> **DIRECTIONS FOR THIS TASK**:
Pull every line containing "marker" out of the material below.

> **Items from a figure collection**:
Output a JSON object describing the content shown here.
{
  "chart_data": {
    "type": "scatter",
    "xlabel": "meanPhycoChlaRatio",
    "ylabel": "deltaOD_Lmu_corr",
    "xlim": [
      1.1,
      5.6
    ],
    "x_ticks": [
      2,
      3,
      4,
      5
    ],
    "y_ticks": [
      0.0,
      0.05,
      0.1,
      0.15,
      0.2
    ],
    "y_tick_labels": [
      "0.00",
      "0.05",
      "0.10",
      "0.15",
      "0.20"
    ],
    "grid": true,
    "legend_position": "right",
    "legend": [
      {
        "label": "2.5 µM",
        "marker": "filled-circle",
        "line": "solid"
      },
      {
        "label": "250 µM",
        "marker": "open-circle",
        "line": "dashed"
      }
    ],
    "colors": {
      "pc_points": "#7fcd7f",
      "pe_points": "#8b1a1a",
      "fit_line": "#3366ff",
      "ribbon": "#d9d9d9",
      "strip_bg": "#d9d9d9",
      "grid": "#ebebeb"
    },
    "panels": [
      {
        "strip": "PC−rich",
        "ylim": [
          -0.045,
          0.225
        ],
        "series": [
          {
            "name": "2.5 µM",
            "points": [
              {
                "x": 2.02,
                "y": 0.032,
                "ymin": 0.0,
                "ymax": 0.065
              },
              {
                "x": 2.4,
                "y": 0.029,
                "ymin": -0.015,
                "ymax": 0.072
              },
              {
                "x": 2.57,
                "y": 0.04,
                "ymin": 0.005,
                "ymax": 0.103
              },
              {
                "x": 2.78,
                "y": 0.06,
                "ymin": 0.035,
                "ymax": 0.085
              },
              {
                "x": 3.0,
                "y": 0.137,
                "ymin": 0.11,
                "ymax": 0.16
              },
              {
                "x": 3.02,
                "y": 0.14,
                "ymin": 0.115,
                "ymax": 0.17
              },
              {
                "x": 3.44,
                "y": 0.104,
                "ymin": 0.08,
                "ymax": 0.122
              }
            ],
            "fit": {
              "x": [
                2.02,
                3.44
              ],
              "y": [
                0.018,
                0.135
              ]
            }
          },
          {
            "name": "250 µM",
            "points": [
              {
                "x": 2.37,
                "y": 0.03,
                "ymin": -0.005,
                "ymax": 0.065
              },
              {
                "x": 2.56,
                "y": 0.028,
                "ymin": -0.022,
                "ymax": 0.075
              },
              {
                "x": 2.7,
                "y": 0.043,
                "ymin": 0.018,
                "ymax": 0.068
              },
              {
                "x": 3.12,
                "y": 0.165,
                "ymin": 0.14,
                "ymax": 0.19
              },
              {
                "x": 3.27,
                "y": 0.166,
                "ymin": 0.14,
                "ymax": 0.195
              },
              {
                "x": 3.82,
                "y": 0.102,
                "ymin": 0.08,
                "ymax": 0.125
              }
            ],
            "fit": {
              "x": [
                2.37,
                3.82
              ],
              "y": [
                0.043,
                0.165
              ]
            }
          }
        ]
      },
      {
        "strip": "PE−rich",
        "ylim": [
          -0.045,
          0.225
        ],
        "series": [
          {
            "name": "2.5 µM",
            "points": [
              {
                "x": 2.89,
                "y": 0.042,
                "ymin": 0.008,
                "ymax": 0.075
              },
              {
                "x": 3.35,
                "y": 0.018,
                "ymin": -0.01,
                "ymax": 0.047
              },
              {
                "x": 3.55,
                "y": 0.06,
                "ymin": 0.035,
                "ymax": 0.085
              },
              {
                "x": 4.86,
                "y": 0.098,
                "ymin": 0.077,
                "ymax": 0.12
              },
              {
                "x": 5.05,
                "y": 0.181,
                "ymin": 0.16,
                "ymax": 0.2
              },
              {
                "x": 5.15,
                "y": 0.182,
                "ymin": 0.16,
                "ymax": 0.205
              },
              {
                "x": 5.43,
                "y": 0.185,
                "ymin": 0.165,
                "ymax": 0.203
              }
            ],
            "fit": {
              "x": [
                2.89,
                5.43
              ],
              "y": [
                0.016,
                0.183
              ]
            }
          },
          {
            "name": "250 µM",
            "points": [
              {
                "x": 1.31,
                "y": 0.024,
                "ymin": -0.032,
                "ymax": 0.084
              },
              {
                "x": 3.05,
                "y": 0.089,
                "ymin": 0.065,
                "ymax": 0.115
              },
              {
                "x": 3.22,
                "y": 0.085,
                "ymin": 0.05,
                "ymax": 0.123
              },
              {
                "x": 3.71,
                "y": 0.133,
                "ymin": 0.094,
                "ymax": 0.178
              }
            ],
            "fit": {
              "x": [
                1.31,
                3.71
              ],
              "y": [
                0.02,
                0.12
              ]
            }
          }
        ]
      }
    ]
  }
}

> **REPLY TO THE EXERCISE**:
        "marker": "filled-circle",
        "marker": "open-circle",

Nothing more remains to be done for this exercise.